Each record below is to be reproduced without any change.

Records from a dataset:
*****
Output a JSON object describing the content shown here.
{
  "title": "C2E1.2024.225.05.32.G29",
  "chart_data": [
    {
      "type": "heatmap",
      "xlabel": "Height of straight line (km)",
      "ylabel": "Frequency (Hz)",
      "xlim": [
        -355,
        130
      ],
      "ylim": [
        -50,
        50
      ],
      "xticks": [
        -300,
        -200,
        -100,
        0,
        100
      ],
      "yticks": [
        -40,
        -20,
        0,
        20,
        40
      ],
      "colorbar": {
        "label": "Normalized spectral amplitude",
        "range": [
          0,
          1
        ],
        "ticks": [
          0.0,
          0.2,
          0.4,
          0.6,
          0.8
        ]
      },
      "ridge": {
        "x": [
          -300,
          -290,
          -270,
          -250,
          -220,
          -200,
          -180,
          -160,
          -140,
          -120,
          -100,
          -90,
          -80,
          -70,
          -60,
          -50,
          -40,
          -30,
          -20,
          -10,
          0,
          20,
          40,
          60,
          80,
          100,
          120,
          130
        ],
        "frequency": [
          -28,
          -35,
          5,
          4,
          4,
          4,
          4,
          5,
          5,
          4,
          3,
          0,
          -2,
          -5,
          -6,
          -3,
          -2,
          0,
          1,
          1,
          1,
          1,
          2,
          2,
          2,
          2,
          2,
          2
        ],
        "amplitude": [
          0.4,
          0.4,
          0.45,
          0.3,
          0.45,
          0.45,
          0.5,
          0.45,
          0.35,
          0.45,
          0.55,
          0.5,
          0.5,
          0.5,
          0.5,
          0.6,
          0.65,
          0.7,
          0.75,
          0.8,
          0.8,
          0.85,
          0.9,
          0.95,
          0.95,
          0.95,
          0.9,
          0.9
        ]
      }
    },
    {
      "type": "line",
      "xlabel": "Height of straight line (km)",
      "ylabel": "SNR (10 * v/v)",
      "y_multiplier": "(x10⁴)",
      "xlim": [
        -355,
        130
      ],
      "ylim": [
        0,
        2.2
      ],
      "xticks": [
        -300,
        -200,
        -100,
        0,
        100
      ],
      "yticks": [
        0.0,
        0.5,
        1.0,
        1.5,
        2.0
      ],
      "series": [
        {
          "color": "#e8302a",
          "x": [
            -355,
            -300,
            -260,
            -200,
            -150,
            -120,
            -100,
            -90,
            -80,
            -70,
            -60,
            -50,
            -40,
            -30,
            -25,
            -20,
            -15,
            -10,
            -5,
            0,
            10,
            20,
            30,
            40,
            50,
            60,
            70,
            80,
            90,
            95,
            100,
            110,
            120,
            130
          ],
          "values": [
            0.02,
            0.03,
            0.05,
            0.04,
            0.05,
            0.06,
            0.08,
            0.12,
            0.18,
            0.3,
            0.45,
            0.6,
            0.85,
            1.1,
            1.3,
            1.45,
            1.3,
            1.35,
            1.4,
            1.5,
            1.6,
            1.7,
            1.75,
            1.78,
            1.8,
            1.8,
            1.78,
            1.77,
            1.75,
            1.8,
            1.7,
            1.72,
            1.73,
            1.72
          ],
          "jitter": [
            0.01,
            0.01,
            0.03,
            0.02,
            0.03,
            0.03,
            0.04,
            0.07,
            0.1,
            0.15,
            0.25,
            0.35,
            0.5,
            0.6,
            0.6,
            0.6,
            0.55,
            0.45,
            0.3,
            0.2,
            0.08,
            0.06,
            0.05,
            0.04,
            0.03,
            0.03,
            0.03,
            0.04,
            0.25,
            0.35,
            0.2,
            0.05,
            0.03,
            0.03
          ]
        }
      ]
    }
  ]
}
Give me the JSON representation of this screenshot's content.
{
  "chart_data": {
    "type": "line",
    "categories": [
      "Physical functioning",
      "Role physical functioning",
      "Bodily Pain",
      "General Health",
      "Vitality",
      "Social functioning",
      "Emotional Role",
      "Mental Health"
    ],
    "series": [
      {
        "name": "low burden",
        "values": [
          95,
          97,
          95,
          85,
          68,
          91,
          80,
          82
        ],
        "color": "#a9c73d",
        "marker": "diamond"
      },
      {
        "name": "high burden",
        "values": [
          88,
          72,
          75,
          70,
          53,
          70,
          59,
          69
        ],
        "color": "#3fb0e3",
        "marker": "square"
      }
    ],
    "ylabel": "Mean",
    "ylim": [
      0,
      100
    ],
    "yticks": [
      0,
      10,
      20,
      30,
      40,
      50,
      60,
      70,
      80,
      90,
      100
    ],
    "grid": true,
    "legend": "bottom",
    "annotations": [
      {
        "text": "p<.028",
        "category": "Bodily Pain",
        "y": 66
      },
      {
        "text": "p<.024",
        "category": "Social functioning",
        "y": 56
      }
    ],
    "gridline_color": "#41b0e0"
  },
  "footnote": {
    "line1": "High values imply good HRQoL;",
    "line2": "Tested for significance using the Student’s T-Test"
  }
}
*****
(THE COMPLETED TASK):
Output a JSON object describing the content shown here.
{
  "title": "C2E1.2024.225.05.32.G29",
  "chart_data": [
    {
      "type": "heatmap",
      "xlabel": "Height of straight line (km)",
      "ylabel": "Frequency (Hz)",
      "xlim": [
        -355,
        130
      ],
      "ylim": [
        -50,
        50
      ],
      "xticks": [
        -300,
        -200,
        -100,
        0,
        100
      ],
      "yticks": [
        -40,
        -20,
        0,
        20,
        40
      ],
      "colorbar": {
        "label": "Normalized spectral amplitude",
        "range": [
          0,
          1
        ],
        "ticks": [
          0.0,
          0.2,
          0.4,
          0.6,
          0.8
        ]
      },
      "ridge": {
        "x": [
          -300,
          -290,
          -270,
          -250,
          -220,
          -200,
          -180,
          -160,
          -140,
          -120,
          -100,
          -90,
          -80,
          -70,
          -60,
          -50,
          -40,
          -30,
          -20,
          -10,
          0,
          20,
          40,
          60,
          80,
          100,
          120,
          130
        ],
        "frequency": [
          -28,
          -35,
          5,
          4,
          4,
          4,
          4,
          5,
          5,
          4,
          3,
          0,
          -2,
          -5,
          -6,
          -3,
          -2,
          0,
          1,
          1,
          1,
          1,
          2,
          2,
          2,
          2,
          2,
          2
        ],
        "amplitude": [
          0.4,
          0.4,
          0.45,
          0.3,
          0.45,
          0.45,
          0.5,
          0.45,
          0.35,
          0.45,
          0.55,
          0.5,
          0.5,
          0.5,
          0.5,
          0.6,
          0.65,
          0.7,
          0.75,
          0.8,
          0.8,
          0.85,
          0.9,
          0.95,
          0.95,
          0.95,
          0.9,
          0.9
        ]
      }
    },
    {
      "type": "line",
      "xlabel": "Height of straight line (km)",
      "ylabel": "SNR (10 * v/v)",
      "y_multiplier": "(x10⁴)",
      "xlim": [
        -355,
        130
      ],
      "ylim": [
        0,
        2.2
      ],
      "xticks": [
        -300,
        -200,
        -100,
        0,
        100
      ],
      "yticks": [
        0.0,
        0.5,
        1.0,
        1.5,
        2.0
      ],
      "series": [
        {
          "color": "#e8302a",
          "x": [
            -355,
            -300,
            -260,
            -200,
            -150,
            -120,
            -100,
            -90,
            -80,
            -70,
            -60,
            -50,
            -40,
            -30,
            -25,
            -20,
            -15,
            -10,
            -5,
            0,
            10,
            20,
            30,
            40,
            50,
            60,
            70,
            80,
            90,
            95,
            100,
            110,
            120,
            130
          ],
          "values": [
            0.02,
            0.03,
            0.05,
            0.04,
            0.05,
            0.06,
            0.08,
            0.12,
            0.18,
            0.3,
            0.45,
            0.6,
            0.85,
            1.1,
            1.3,
            1.45,
            1.3,
            1.35,
            1.4,
            1.5,
            1.6,
            1.7,
            1.75,
            1.78,
            1.8,
            1.8,
            1.78,
            1.77,
            1.75,
            1.8,
            1.7,
            1.72,
            1.73,
            1.72
          ],
          "jitter": [
            0.01,
            0.01,
            0.03,
            0.02,
            0.03,
            0.03,
            0.04,
            0.07,
            0.1,
            0.15,
            0.25,
            0.35,
            0.5,
            0.6,
            0.6,
            0.6,
            0.55,
            0.45,
            0.3,
            0.2,
            0.08,
            0.06,
            0.05,
            0.04,
            0.03,
            0.03,
            0.03,
            0.04,
            0.25,
            0.35,
            0.2,
            0.05,
            0.03,
            0.03
          ]
        }
      ]
    }
  ]
}
Give me the JSON representation of this screenshot's content.
{
  "chart_data": {
    "type": "line",
    "categories": [
      "Physical functioning",
      "Role physical functioning",
      "Bodily Pain",
      "General Health",
      "Vitality",
      "Social functioning",
      "Emotional Role",
      "Mental Health"
    ],
    "series": [
      {
        "name": "low burden",
        "values": [
          95,
          97,
          95,
          85,
          68,
          91,
          80,
          82
        ],
        "color": "#a9c73d",
        "marker": "diamond"
      },
      {
        "name": "high burden",
        "values": [
          88,
          72,
          75,
          70,
          53,
          70,
          59,
          69
        ],
        "color": "#3fb0e3",
        "marker": "square"
      }
    ],
    "ylabel": "Mean",
    "ylim": [
      0,
      100
    ],
    "yticks": [
      0,
      10,
      20,
      30,
      40,
      50,
      60,
      70,
      80,
      90,
      100
    ],
    "grid": true,
    "legend": "bottom",
    "annotations": [
      {
        "text": "p<.028",
        "category": "Bodily Pain",
        "y": 66
      },
      {
        "text": "p<.024",
        "category": "Social functioning",
        "y": 56
      }
    ],
    "gridline_color": "#41b0e0"
  },
  "footnote": {
    "line1": "High values imply good HRQoL;",
    "line2": "Tested for significance using the Student’s T-Test"
  }
}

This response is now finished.